▶ [Given instruction]: What follows is a set of records; repeat all of them exactly.

▶ [Given entries]:
## start

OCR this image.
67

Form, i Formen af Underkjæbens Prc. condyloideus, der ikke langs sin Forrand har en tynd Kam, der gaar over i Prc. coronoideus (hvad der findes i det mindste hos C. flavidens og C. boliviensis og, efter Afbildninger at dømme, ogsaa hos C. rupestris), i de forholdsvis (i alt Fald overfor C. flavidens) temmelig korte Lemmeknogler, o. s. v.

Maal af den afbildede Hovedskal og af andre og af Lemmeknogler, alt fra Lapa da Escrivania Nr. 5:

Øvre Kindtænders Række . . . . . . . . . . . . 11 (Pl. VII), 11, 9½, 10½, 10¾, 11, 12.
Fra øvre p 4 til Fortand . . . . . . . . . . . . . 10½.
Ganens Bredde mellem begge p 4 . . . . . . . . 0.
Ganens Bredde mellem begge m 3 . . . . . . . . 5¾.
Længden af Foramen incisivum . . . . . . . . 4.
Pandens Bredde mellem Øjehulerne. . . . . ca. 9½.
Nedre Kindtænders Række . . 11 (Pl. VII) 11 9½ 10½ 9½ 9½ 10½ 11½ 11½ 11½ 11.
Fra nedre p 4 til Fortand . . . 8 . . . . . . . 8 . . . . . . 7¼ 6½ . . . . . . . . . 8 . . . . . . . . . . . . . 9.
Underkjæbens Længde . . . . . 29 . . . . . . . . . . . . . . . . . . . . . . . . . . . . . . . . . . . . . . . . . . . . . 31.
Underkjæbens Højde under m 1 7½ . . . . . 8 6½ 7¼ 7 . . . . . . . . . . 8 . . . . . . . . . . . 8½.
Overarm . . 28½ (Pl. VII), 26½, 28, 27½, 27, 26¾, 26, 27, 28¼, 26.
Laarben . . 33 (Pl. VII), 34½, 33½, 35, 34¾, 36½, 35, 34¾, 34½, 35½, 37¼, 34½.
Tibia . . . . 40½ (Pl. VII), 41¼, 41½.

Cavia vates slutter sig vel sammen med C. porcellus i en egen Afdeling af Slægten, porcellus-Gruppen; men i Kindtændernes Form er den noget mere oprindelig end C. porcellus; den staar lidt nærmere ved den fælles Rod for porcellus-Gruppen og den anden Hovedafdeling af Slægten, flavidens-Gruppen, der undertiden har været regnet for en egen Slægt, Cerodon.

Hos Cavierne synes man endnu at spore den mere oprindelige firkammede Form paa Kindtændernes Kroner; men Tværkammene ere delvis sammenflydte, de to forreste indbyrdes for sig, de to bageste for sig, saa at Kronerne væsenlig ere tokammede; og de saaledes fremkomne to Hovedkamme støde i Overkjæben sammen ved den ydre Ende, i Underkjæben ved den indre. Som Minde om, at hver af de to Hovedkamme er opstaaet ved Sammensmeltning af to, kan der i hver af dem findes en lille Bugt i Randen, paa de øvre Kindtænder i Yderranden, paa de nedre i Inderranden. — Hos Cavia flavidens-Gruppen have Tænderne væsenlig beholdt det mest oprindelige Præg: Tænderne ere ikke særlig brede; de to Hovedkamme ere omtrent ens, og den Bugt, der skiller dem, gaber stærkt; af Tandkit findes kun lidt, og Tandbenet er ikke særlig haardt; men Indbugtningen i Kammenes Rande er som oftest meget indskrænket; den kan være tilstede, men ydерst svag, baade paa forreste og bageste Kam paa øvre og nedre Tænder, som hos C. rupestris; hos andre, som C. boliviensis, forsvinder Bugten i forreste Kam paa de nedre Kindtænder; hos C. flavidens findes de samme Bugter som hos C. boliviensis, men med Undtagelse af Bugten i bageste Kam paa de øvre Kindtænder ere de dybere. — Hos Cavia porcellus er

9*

## end

▶ [Solution]:
OCR this image.
67

Form, i Formen af Underkjæbens Prc. condyloideus, der ikke langs sin Forrand har en tynd Kam, der gaar over i Prc. coronoideus (hvad der findes i det mindste hos C. flavidens og C. boliviensis og, efter Afbildninger at dømme, ogsaa hos C. rupestris), i de forholdsvis (i alt Fald overfor C. flavidens) temmelig korte Lemmeknogler, o. s. v.

Maal af den afbildede Hovedskal og af andre og af Lemmeknogler, alt fra Lapa da Escrivania Nr. 5:

Øvre Kindtænders Række . . . . . . . . . . . . 11 (Pl. VII), 11, 9½, 10½, 10¾, 11, 12.
Fra øvre p 4 til Fortand . . . . . . . . . . . . . 10½.
Ganens Bredde mellem begge p 4 . . . . . . . . 0.
Ganens Bredde mellem begge m 3 . . . . . . . . 5¾.
Længden af Foramen incisivum . . . . . . . . 4.
Pandens Bredde mellem Øjehulerne. . . . . ca. 9½.
Nedre Kindtænders Række . . 11 (Pl. VII) 11 9½ 10½ 9½ 9½ 10½ 11½ 11½ 11½ 11.
Fra nedre p 4 til Fortand . . . 8 . . . . . . . 8 . . . . . . 7¼ 6½ . . . . . . . . . 8 . . . . . . . . . . . . . 9.
Underkjæbens Længde . . . . . 29 . . . . . . . . . . . . . . . . . . . . . . . . . . . . . . . . . . . . . . . . . . . . . 31.
Underkjæbens Højde under m 1 7½ . . . . . 8 6½ 7¼ 7 . . . . . . . . . . 8 . . . . . . . . . . . 8½.
Overarm . . 28½ (Pl. VII), 26½, 28, 27½, 27, 26¾, 26, 27, 28¼, 26.
Laarben . . 33 (Pl. VII), 34½, 33½, 35, 34¾, 36½, 35, 34¾, 34½, 35½, 37¼, 34½.
Tibia . . . . 40½ (Pl. VII), 41¼, 41½.

Cavia vates slutter sig vel sammen med C. porcellus i en egen Afdeling af Slægten, porcellus-Gruppen; men i Kindtændernes Form er den noget mere oprindelig end C. porcellus; den staar lidt nærmere ved den fælles Rod for porcellus-Gruppen og den anden Hovedafdeling af Slægten, flavidens-Gruppen, der undertiden har været regnet for en egen Slægt, Cerodon.

Hos Cavierne synes man endnu at spore den mere oprindelige firkammede Form paa Kindtændernes Kroner; men Tværkammene ere delvis sammenflydte, de to forreste indbyrdes for sig, de to bageste for sig, saa at Kronerne væsenlig ere tokammede; og de saaledes fremkomne to Hovedkamme støde i Overkjæben sammen ved den ydre Ende, i Underkjæben ved den indre. Som Minde om, at hver af de to Hovedkamme er opstaaet ved Sammensmeltning af to, kan der i hver af dem findes en lille Bugt i Randen, paa de øvre Kindtænder i Yderranden, paa de nedre i Inderranden. — Hos Cavia flavidens-Gruppen have Tænderne væsenlig beholdt det mest oprindelige Præg: Tænderne ere ikke særlig brede; de to Hovedkamme ere omtrent ens, og den Bugt, der skiller dem, gaber stærkt; af Tandkit findes kun lidt, og Tandbenet er ikke særlig haardt; men Indbugtningen i Kammenes Rande er som oftest meget indskrænket; den kan være tilstede, men ydерst svag, baade paa forreste og bageste Kam paa øvre og nedre Tænder, som hos C. rupestris; hos andre, som C. boliviensis, forsvinder Bugten i forreste Kam paa de nedre Kindtænder; hos C. flavidens findes de samme Bugter som hos C. boliviensis, men med Undtagelse af Bugten i bageste Kam paa de øvre Kindtænder ere de dybere. — Hos Cavia porcellus er

9*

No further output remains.